### Written instruction
Reproduce the lines of the material exactly, excluding every image.

Dataset records on visual material:

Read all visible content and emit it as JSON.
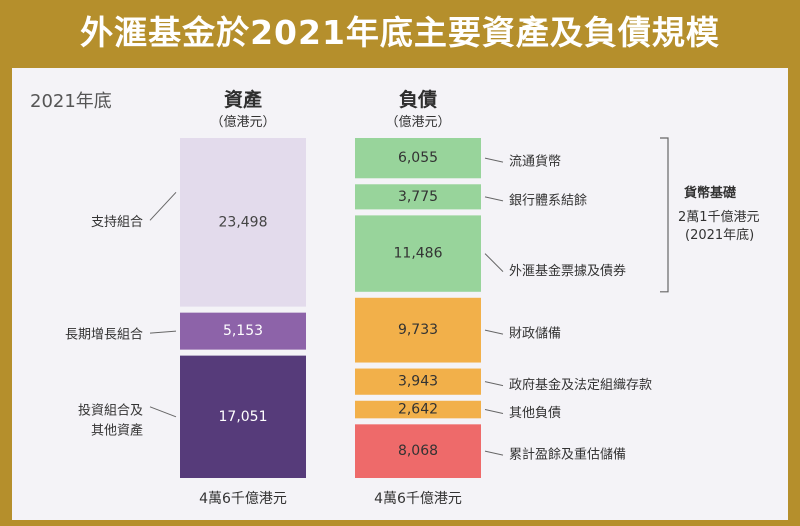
{
  "title": "外滙基金於2021年底主要資產及負債規模",
  "year_label": "2021年底",
  "assets": {
    "header": "資產",
    "unit": "（億港元）",
    "total": "4萬6千億港元",
    "items": [
      {
        "label": "支持組合",
        "value": "23,498",
        "color": "#e3dbec"
      },
      {
        "label": "長期增長組合",
        "value": "5,153",
        "color": "#8d63a9"
      },
      {
        "label": "投資組合及\n其他資產",
        "value": "17,051",
        "color": "#563b7a"
      }
    ]
  },
  "liabilities": {
    "header": "負債",
    "unit": "（億港元）",
    "total": "4萬6千億港元",
    "items": [
      {
        "label": "流通貨幣",
        "value": "6,055",
        "color": "#98d49b"
      },
      {
        "label": "銀行體系結餘",
        "value": "3,775",
        "color": "#98d49b"
      },
      {
        "label": "外滙基金票據及債券",
        "value": "11,486",
        "color": "#98d49b"
      },
      {
        "label": "財政儲備",
        "value": "9,733",
        "color": "#f2b04a"
      },
      {
        "label": "政府基金及法定組織存款",
        "value": "3,943",
        "color": "#f2b04a"
      },
      {
        "label": "其他負債",
        "value": "2,642",
        "color": "#f2b04a"
      },
      {
        "label": "累計盈餘及重估儲備",
        "value": "8,068",
        "color": "#ee6a6a"
      }
    ]
  },
  "monetary_base": {
    "label": "貨幣基礎",
    "value": "2萬1千億港元",
    "note": "(2021年底)"
  },
  "chart_data": {
    "type": "bar",
    "title": "外滙基金於2021年底主要資產及負債規模",
    "unit": "億港元",
    "categories": [
      "資產",
      "負債"
    ],
    "series": [
      {
        "name": "支持組合",
        "values": [
          23498,
          null
        ]
      },
      {
        "name": "長期增長組合",
        "values": [
          5153,
          null
        ]
      },
      {
        "name": "投資組合及其他資產",
        "values": [
          17051,
          null
        ]
      },
      {
        "name": "流通貨幣",
        "values": [
          null,
          6055
        ]
      },
      {
        "name": "銀行體系結餘",
        "values": [
          null,
          3775
        ]
      },
      {
        "name": "外滙基金票據及債券",
        "values": [
          null,
          11486
        ]
      },
      {
        "name": "財政儲備",
        "values": [
          null,
          9733
        ]
      },
      {
        "name": "政府基金及法定組織存款",
        "values": [
          null,
          3943
        ]
      },
      {
        "name": "其他負債",
        "values": [
          null,
          2642
        ]
      },
      {
        "name": "累計盈餘及重估儲備",
        "values": [
          null,
          8068
        ]
      }
    ]
  }
}
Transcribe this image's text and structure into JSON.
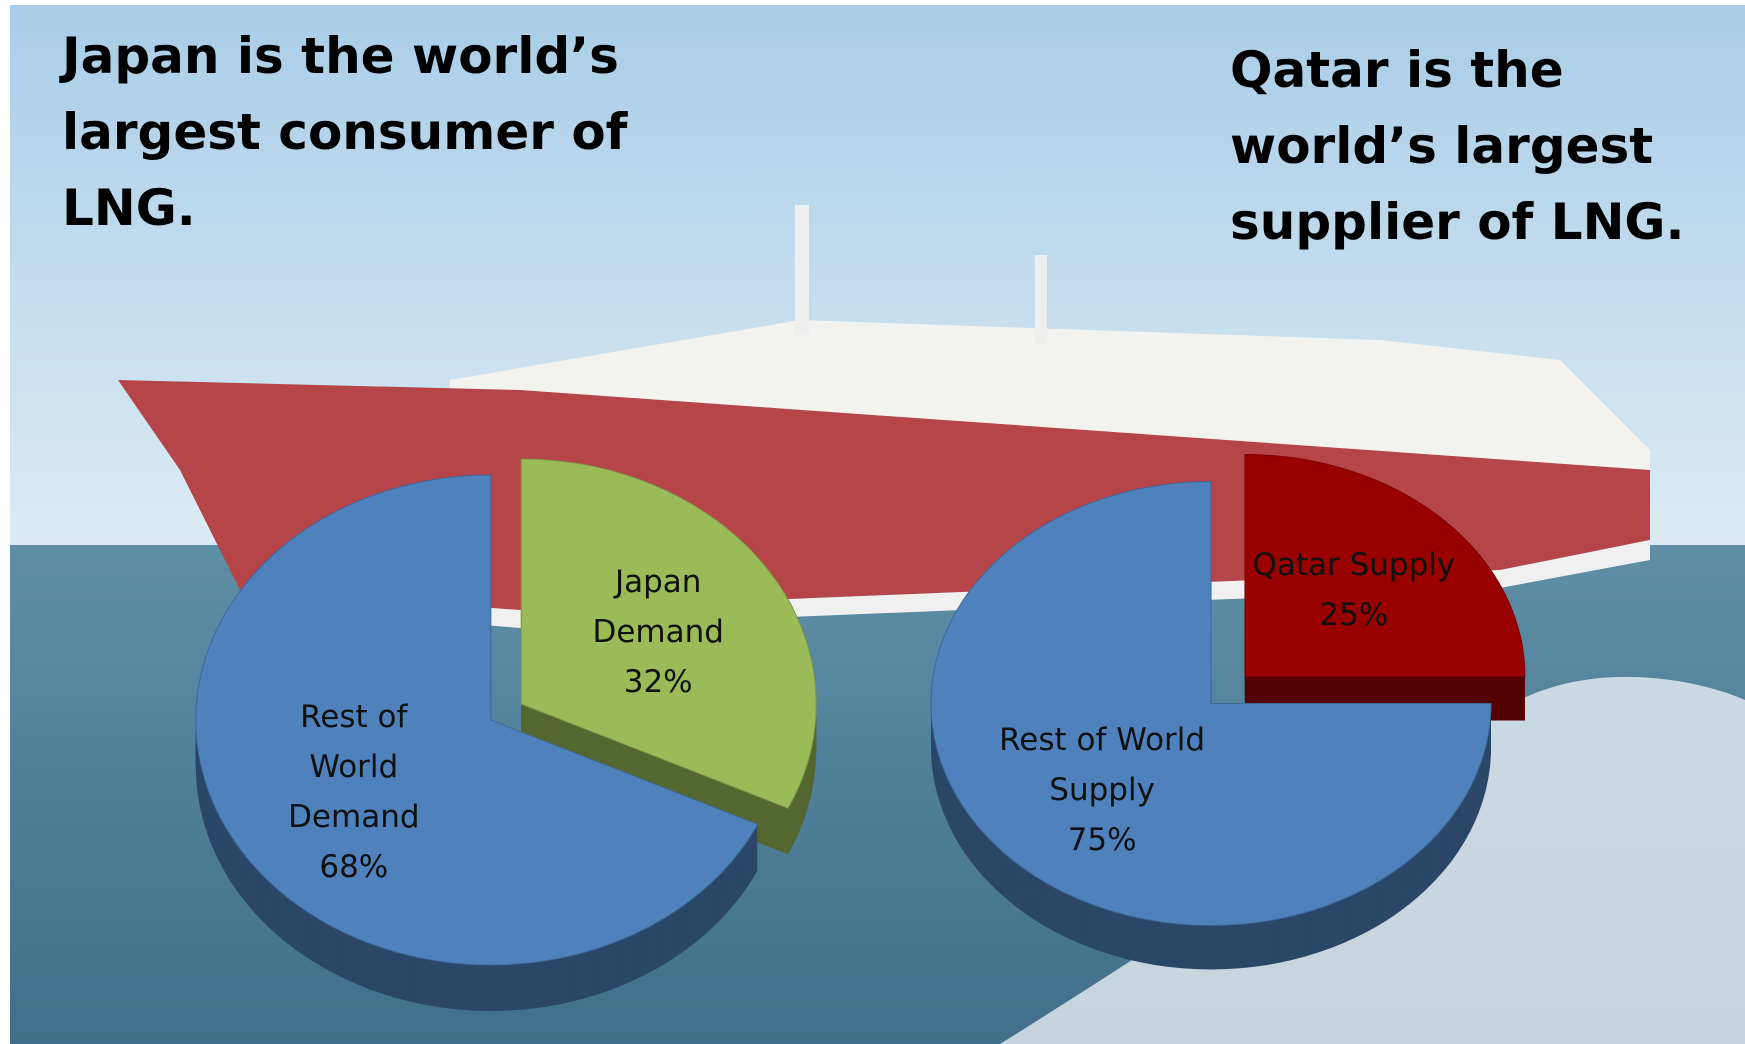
{
  "chart_data": [
    {
      "type": "pie",
      "title": "Japan is the world’s largest consumer of LNG.",
      "categories": [
        "Japan Demand",
        "Rest of World Demand"
      ],
      "values": [
        32,
        68
      ],
      "value_labels": [
        "32%",
        "68%"
      ],
      "colors": [
        "#9bbb59",
        "#4f81bd"
      ]
    },
    {
      "type": "pie",
      "title": "Qatar is the world’s largest supplier of LNG.",
      "categories": [
        "Qatar Supply",
        "Rest of World Supply"
      ],
      "values": [
        25,
        75
      ],
      "value_labels": [
        "25%",
        "75%"
      ],
      "colors": [
        "#990000",
        "#4f81bd"
      ]
    }
  ]
}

### Result below
Read all visible content and emit it as JSON.
{
  "title": "外滙基金於2021年底主要資產及負債規模",
  "year_label": "2021年底",
  "assets": {
    "header": "資產",
    "unit": "（億港元）",
    "total": "4萬6千億港元",
    "items": [
      {
        "label": "支持組合",
        "value": "23,498",
        "color": "#e3dbec"
      },
      {
        "label": "長期增長組合",
        "value": "5,153",
        "color": "#8d63a9"
      },
      {
        "label": "投資組合及\n其他資產",
        "value": "17,051",
        "color": "#563b7a"
      }
    ]
  },
  "liabilities": {
    "header": "負債",
    "unit": "（億港元）",
    "total": "4萬6千億港元",
    "items": [
      {
        "label": "流通貨幣",
        "value": "6,055",
        "color": "#98d49b"
      },
      {
        "label": "銀行體系結餘",
        "value": "3,775",
        "color": "#98d49b"
      },
      {
        "label": "外滙基金票據及債券",
        "value": "11,486",
        "color": "#98d49b"
      },
      {
        "label": "財政儲備",
        "value": "9,733",
        "color": "#f2b04a"
      },
      {
        "label": "政府基金及法定組織存款",
        "value": "3,943",
        "color": "#f2b04a"
      },
      {
        "label": "其他負債",
        "value": "2,642",
        "color": "#f2b04a"
      },
      {
        "label": "累計盈餘及重估儲備",
        "value": "8,068",
        "color": "#ee6a6a"
      }
    ]
  },
  "monetary_base": {
    "label": "貨幣基礎",
    "value": "2萬1千億港元",
    "note": "(2021年底)"
  },
  "chart_data": {
    "type": "bar",
    "title": "外滙基金於2021年底主要資產及負債規模",
    "unit": "億港元",
    "categories": [
      "資產",
      "負債"
    ],
    "series": [
      {
        "name": "支持組合",
        "values": [
          23498,
          null
        ]
      },
      {
        "name": "長期增長組合",
        "values": [
          5153,
          null
        ]
      },
      {
        "name": "投資組合及其他資產",
        "values": [
          17051,
          null
        ]
      },
      {
        "name": "流通貨幣",
        "values": [
          null,
          6055
        ]
      },
      {
        "name": "銀行體系結餘",
        "values": [
          null,
          3775
        ]
      },
      {
        "name": "外滙基金票據及債券",
        "values": [
          null,
          11486
        ]
      },
      {
        "name": "財政儲備",
        "values": [
          null,
          9733
        ]
      },
      {
        "name": "政府基金及法定組織存款",
        "values": [
          null,
          3943
        ]
      },
      {
        "name": "其他負債",
        "values": [
          null,
          2642
        ]
      },
      {
        "name": "累計盈餘及重估儲備",
        "values": [
          null,
          8068
        ]
      }
    ]
  }
}
Transcribe this image's text and structure into JSON.
{
  "chart_data": [
    {
      "type": "pie",
      "title": "Japan is the world’s largest consumer of LNG.",
      "categories": [
        "Japan Demand",
        "Rest of World Demand"
      ],
      "values": [
        32,
        68
      ],
      "value_labels": [
        "32%",
        "68%"
      ],
      "colors": [
        "#9bbb59",
        "#4f81bd"
      ]
    },
    {
      "type": "pie",
      "title": "Qatar is the world’s largest supplier of LNG.",
      "categories": [
        "Qatar Supply",
        "Rest of World Supply"
      ],
      "values": [
        25,
        75
      ],
      "value_labels": [
        "25%",
        "75%"
      ],
      "colors": [
        "#990000",
        "#4f81bd"
      ]
    }
  ]
}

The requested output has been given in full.